-- Document section --

......

CETI Lab: ARTiculating frameworks for communication

by Anna K. Gargarian, Curator “CETI Lab”

September 2017 is an important marker in the history of space exploration: exactly forty years since the Voyager 1 was sent into space, forty-six years since a group of nobel prize winning scientists gathered at Byurakan to discuss communicating with extraterrestrial intelligence (CETI), and seventy years since Victor Ambartsumian discovered stellar associations.

Ambartsumian’s breakthrough transformed our understanding of the life of stars, and marked the beginning of the intellectual community that is the Byurakan Astrophysical Observatory (BAO). It was Ambartsumian’s reputation, in combination with the unique environment of BAO, that lead scientists Carl Sagan and I.E. Shklovskii to propose Byurakan as the location for the 1971 CETI conference (1). During the peak of the cold war, scientists from the USSR and the US came together for four days to discuss the challenges of communicating with intelligent life beyond our planet. The conference addressed questions of language, knowledge representation, transmission, reception, as well as philosophical concerns of free will, perception, and the consequences of successful communication. The information gathered during this conference was part of Sagan and Shklovksii’s decade-long collaborative research that informed the content of space missions like the Pioneer 10 in 1972, and Voyagers 1 and 2 in 1977 (2).

Untitled design (12)

The 1971 CETI conference participants standing in front of the Byurakan Astrophysical Observatory’s conference hall.

 

It is within this context that HAYP Pop Up Gallery exhibits “CETI Lab: HAYP at BAO”, a multi-location collective exhibit that invites artists and scientists to imagine communicating with extraterrestrial intelligence. From September 16-27, 2017, the Byurakan Astrophysical Observatory (BAO) and the Herouni Radio-Optic Telescope in Orgov, Armenia will be transformed with site-specific installations by a diverse group of artists.

......

-- Stated task A --
According to the CETI Lab article, how many days did the 1971 CETI conference last?

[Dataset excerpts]

......

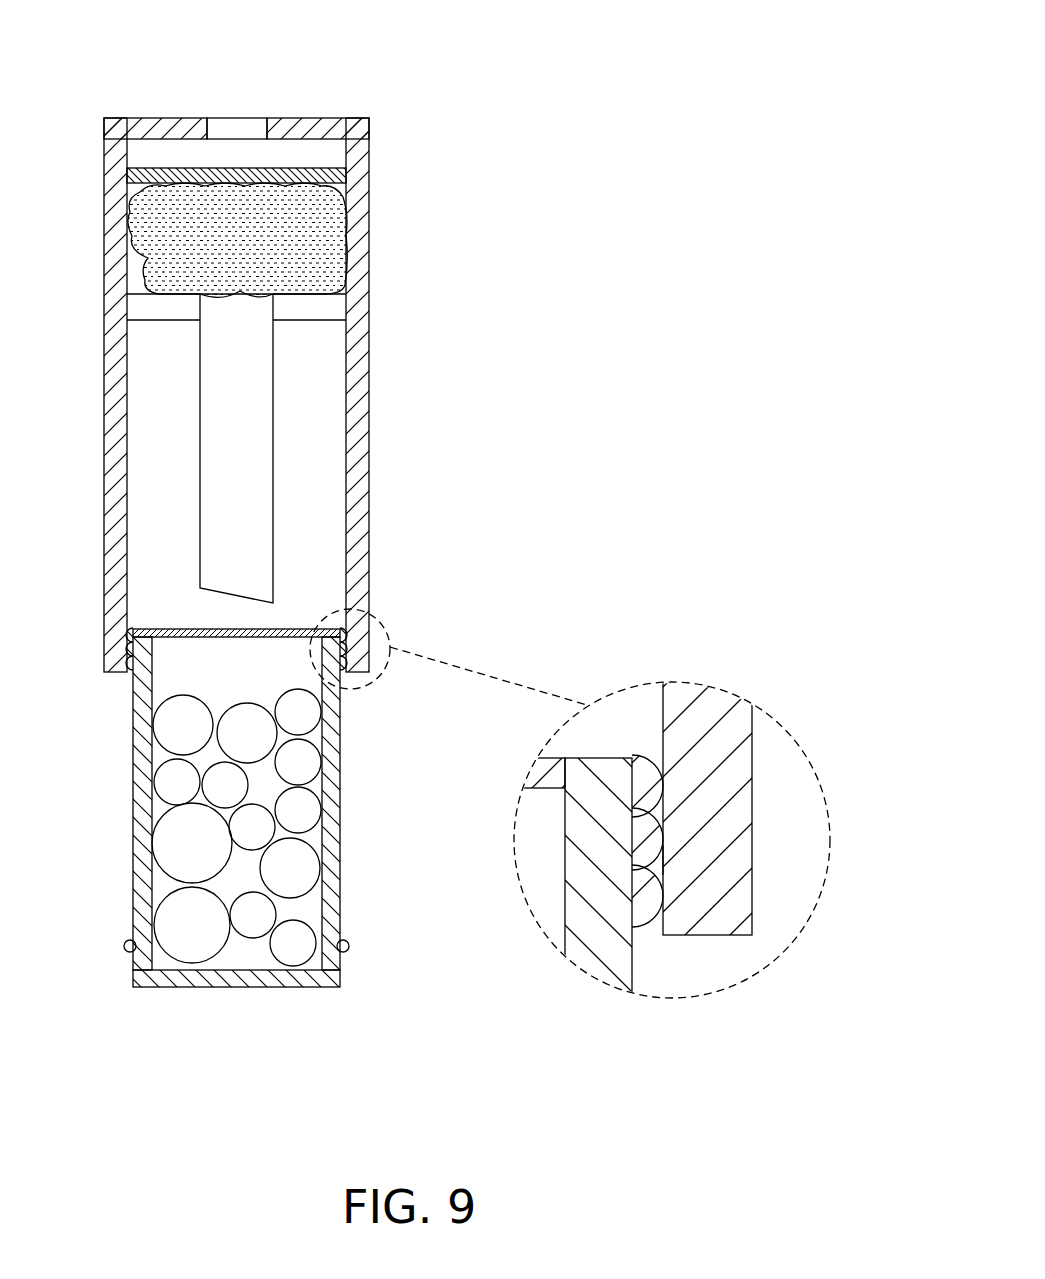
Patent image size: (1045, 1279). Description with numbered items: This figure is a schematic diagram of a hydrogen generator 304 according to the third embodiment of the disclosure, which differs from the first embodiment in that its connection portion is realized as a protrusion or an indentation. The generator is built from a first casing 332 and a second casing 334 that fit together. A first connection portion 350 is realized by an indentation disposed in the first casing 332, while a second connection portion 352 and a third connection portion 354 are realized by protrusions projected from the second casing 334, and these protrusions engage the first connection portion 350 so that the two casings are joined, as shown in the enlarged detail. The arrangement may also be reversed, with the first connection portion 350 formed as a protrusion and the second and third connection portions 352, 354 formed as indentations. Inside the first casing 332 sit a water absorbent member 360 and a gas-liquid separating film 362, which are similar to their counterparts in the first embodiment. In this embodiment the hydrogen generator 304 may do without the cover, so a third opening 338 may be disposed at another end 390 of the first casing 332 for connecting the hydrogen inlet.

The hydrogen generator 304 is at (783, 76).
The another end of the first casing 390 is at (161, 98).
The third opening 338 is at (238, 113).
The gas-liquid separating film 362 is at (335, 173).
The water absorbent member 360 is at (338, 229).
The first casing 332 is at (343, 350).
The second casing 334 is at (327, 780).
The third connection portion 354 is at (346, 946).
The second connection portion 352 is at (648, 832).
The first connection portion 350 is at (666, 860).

......

-- Stated task B --
Write out every line of the entries describing redrawn diagrams word for word, leaving out the pictures.

-- Full output A --
Four days.

-- Full output B --
Patent image size: (1045, 1279). Description with numbered items: This figure is a schematic diagram of a hydrogen generator 304 according to the third embodiment of the disclosure, which differs from the first embodiment in that its connection portion is realized as a protrusion or an indentation. The generator is built from a first casing 332 and a second casing 334 that fit together. A first connection portion 350 is realized by an indentation disposed in the first casing 332, while a second connection portion 352 and a third connection portion 354 are realized by protrusions projected from the second casing 334, and these protrusions engage the first connection portion 350 so that the two casings are joined, as shown in the enlarged detail. The arrangement may also be reversed, with the first connection portion 350 formed as a protrusion and the second and third connection portions 352, 354 formed as indentations. Inside the first casing 332 sit a water absorbent member 360 and a gas-liquid separating film 362, which are similar to their counterparts in the first embodiment. In this embodiment the hydrogen generator 304 may do without the cover, so a third opening 338 may be disposed at another end 390 of the first casing 332 for connecting the hydrogen inlet.

The hydrogen generator 304 is at (783, 76).
The another end of the first casing 390 is at (161, 98).
The third opening 338 is at (238, 113).
The gas-liquid separating film 362 is at (335, 173).
The water absorbent member 360 is at (338, 229).
The first casing 332 is at (343, 350).
The second casing 334 is at (327, 780).
The third connection portion 354 is at (346, 946).
The second connection portion 352 is at (648, 832).
The first connection portion 350 is at (666, 860).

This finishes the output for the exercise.